(Records from a collection)
_ _ _

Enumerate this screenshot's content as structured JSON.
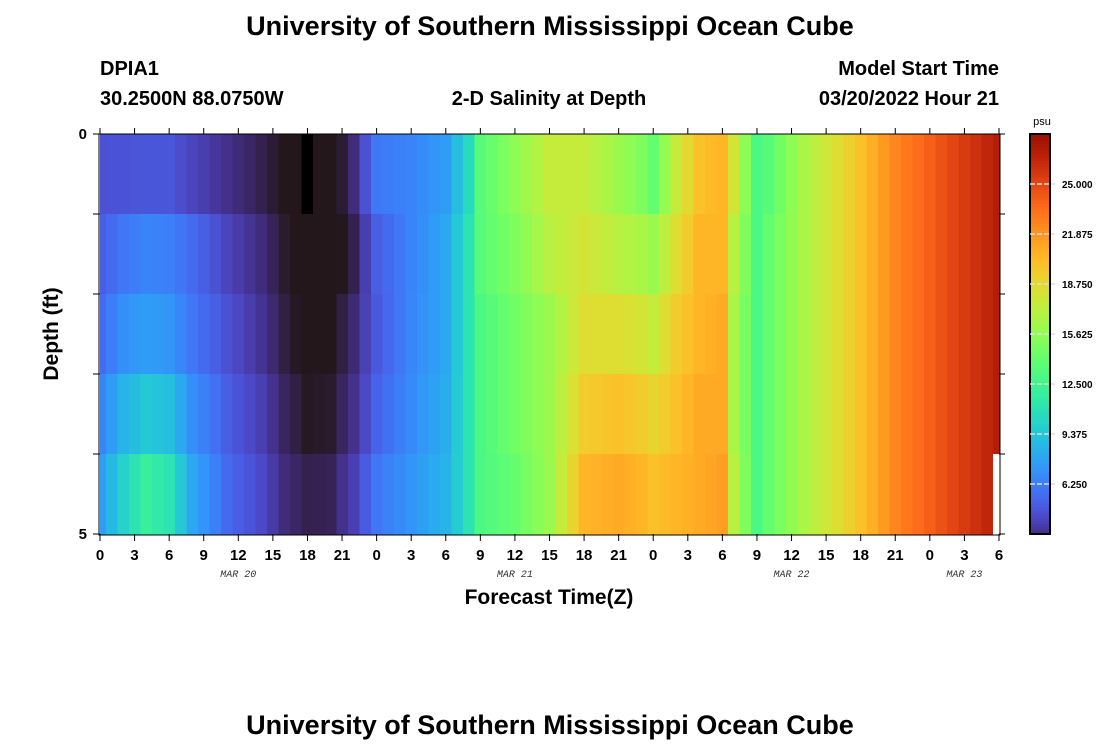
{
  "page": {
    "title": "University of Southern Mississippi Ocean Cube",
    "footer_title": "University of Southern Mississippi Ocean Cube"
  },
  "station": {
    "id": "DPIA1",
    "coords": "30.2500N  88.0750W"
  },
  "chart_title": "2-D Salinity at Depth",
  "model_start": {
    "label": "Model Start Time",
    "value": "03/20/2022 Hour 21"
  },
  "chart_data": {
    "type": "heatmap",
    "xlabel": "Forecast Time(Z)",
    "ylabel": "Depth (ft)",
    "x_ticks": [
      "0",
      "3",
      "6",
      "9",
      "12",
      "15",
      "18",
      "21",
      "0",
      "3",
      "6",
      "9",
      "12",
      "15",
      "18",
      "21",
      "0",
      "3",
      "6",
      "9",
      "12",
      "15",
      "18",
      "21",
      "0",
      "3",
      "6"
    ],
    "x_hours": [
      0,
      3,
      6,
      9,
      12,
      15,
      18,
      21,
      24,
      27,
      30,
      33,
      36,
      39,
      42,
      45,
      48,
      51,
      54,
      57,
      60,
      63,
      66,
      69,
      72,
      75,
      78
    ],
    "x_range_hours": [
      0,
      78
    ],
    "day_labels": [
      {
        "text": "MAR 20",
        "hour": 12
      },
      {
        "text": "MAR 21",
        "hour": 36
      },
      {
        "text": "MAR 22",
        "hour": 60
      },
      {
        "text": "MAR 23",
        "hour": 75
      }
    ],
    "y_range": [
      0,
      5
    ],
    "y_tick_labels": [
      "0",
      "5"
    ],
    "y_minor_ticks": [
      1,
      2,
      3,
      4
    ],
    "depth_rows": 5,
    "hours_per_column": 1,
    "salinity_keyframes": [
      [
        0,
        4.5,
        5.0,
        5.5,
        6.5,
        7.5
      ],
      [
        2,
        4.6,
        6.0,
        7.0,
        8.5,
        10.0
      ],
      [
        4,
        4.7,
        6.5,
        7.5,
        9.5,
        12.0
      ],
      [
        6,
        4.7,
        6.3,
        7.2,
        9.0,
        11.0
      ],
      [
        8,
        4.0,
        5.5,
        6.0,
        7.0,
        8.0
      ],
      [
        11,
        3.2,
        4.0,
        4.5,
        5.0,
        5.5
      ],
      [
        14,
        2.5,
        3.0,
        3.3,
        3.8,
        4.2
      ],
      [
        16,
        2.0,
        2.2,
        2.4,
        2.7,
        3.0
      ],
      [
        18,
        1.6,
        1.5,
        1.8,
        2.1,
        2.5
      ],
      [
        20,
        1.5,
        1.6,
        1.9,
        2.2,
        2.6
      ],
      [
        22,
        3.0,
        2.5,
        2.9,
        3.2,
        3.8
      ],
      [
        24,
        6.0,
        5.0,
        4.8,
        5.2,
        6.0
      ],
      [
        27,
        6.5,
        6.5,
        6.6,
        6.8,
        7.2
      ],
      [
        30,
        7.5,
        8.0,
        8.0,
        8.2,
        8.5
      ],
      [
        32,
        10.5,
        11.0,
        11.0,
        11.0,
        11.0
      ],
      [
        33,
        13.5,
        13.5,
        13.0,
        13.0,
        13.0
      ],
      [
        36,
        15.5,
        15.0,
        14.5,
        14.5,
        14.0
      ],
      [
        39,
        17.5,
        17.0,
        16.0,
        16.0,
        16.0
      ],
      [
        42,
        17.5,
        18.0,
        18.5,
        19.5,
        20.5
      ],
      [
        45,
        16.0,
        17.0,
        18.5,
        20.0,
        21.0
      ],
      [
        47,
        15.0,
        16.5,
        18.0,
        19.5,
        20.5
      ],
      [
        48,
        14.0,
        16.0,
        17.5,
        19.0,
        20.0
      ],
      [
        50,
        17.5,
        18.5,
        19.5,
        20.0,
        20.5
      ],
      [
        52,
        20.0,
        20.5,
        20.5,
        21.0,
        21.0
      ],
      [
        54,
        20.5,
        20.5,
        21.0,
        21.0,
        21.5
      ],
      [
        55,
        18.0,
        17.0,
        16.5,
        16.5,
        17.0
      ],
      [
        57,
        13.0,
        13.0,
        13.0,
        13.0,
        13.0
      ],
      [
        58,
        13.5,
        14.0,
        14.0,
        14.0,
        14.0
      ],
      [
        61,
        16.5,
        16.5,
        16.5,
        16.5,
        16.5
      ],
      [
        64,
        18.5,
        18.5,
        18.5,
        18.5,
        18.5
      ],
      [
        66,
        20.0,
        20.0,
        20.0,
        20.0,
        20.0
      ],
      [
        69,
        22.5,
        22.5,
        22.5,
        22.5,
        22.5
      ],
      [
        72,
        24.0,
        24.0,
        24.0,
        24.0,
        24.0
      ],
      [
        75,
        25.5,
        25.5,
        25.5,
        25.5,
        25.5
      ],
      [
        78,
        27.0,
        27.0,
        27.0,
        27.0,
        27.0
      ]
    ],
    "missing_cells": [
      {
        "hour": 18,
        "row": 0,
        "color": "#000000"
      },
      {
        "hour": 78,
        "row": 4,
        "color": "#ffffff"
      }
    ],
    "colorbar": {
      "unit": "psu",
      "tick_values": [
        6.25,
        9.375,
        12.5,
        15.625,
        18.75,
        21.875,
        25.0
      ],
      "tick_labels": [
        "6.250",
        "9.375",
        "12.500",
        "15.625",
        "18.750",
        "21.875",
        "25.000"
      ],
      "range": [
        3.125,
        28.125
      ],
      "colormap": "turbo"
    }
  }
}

_ _ _

Aim » Your task is to transcribe all of the records precisely, with no images included.

Expected answer »
Enumerate this screenshot's content as structured JSON.
{
  "page": {
    "title": "University of Southern Mississippi Ocean Cube",
    "footer_title": "University of Southern Mississippi Ocean Cube"
  },
  "station": {
    "id": "DPIA1",
    "coords": "30.2500N  88.0750W"
  },
  "chart_title": "2-D Salinity at Depth",
  "model_start": {
    "label": "Model Start Time",
    "value": "03/20/2022 Hour 21"
  },
  "chart_data": {
    "type": "heatmap",
    "xlabel": "Forecast Time(Z)",
    "ylabel": "Depth (ft)",
    "x_ticks": [
      "0",
      "3",
      "6",
      "9",
      "12",
      "15",
      "18",
      "21",
      "0",
      "3",
      "6",
      "9",
      "12",
      "15",
      "18",
      "21",
      "0",
      "3",
      "6",
      "9",
      "12",
      "15",
      "18",
      "21",
      "0",
      "3",
      "6"
    ],
    "x_hours": [
      0,
      3,
      6,
      9,
      12,
      15,
      18,
      21,
      24,
      27,
      30,
      33,
      36,
      39,
      42,
      45,
      48,
      51,
      54,
      57,
      60,
      63,
      66,
      69,
      72,
      75,
      78
    ],
    "x_range_hours": [
      0,
      78
    ],
    "day_labels": [
      {
        "text": "MAR 20",
        "hour": 12
      },
      {
        "text": "MAR 21",
        "hour": 36
      },
      {
        "text": "MAR 22",
        "hour": 60
      },
      {
        "text": "MAR 23",
        "hour": 75
      }
    ],
    "y_range": [
      0,
      5
    ],
    "y_tick_labels": [
      "0",
      "5"
    ],
    "y_minor_ticks": [
      1,
      2,
      3,
      4
    ],
    "depth_rows": 5,
    "hours_per_column": 1,
    "salinity_keyframes": [
      [
        0,
        4.5,
        5.0,
        5.5,
        6.5,
        7.5
      ],
      [
        2,
        4.6,
        6.0,
        7.0,
        8.5,
        10.0
      ],
      [
        4,
        4.7,
        6.5,
        7.5,
        9.5,
        12.0
      ],
      [
        6,
        4.7,
        6.3,
        7.2,
        9.0,
        11.0
      ],
      [
        8,
        4.0,
        5.5,
        6.0,
        7.0,
        8.0
      ],
      [
        11,
        3.2,
        4.0,
        4.5,
        5.0,
        5.5
      ],
      [
        14,
        2.5,
        3.0,
        3.3,
        3.8,
        4.2
      ],
      [
        16,
        2.0,
        2.2,
        2.4,
        2.7,
        3.0
      ],
      [
        18,
        1.6,
        1.5,
        1.8,
        2.1,
        2.5
      ],
      [
        20,
        1.5,
        1.6,
        1.9,
        2.2,
        2.6
      ],
      [
        22,
        3.0,
        2.5,
        2.9,
        3.2,
        3.8
      ],
      [
        24,
        6.0,
        5.0,
        4.8,
        5.2,
        6.0
      ],
      [
        27,
        6.5,
        6.5,
        6.6,
        6.8,
        7.2
      ],
      [
        30,
        7.5,
        8.0,
        8.0,
        8.2,
        8.5
      ],
      [
        32,
        10.5,
        11.0,
        11.0,
        11.0,
        11.0
      ],
      [
        33,
        13.5,
        13.5,
        13.0,
        13.0,
        13.0
      ],
      [
        36,
        15.5,
        15.0,
        14.5,
        14.5,
        14.0
      ],
      [
        39,
        17.5,
        17.0,
        16.0,
        16.0,
        16.0
      ],
      [
        42,
        17.5,
        18.0,
        18.5,
        19.5,
        20.5
      ],
      [
        45,
        16.0,
        17.0,
        18.5,
        20.0,
        21.0
      ],
      [
        47,
        15.0,
        16.5,
        18.0,
        19.5,
        20.5
      ],
      [
        48,
        14.0,
        16.0,
        17.5,
        19.0,
        20.0
      ],
      [
        50,
        17.5,
        18.5,
        19.5,
        20.0,
        20.5
      ],
      [
        52,
        20.0,
        20.5,
        20.5,
        21.0,
        21.0
      ],
      [
        54,
        20.5,
        20.5,
        21.0,
        21.0,
        21.5
      ],
      [
        55,
        18.0,
        17.0,
        16.5,
        16.5,
        17.0
      ],
      [
        57,
        13.0,
        13.0,
        13.0,
        13.0,
        13.0
      ],
      [
        58,
        13.5,
        14.0,
        14.0,
        14.0,
        14.0
      ],
      [
        61,
        16.5,
        16.5,
        16.5,
        16.5,
        16.5
      ],
      [
        64,
        18.5,
        18.5,
        18.5,
        18.5,
        18.5
      ],
      [
        66,
        20.0,
        20.0,
        20.0,
        20.0,
        20.0
      ],
      [
        69,
        22.5,
        22.5,
        22.5,
        22.5,
        22.5
      ],
      [
        72,
        24.0,
        24.0,
        24.0,
        24.0,
        24.0
      ],
      [
        75,
        25.5,
        25.5,
        25.5,
        25.5,
        25.5
      ],
      [
        78,
        27.0,
        27.0,
        27.0,
        27.0,
        27.0
      ]
    ],
    "missing_cells": [
      {
        "hour": 18,
        "row": 0,
        "color": "#000000"
      },
      {
        "hour": 78,
        "row": 4,
        "color": "#ffffff"
      }
    ],
    "colorbar": {
      "unit": "psu",
      "tick_values": [
        6.25,
        9.375,
        12.5,
        15.625,
        18.75,
        21.875,
        25.0
      ],
      "tick_labels": [
        "6.250",
        "9.375",
        "12.500",
        "15.625",
        "18.750",
        "21.875",
        "25.000"
      ],
      "range": [
        3.125,
        28.125
      ],
      "colormap": "turbo"
    }
  }
}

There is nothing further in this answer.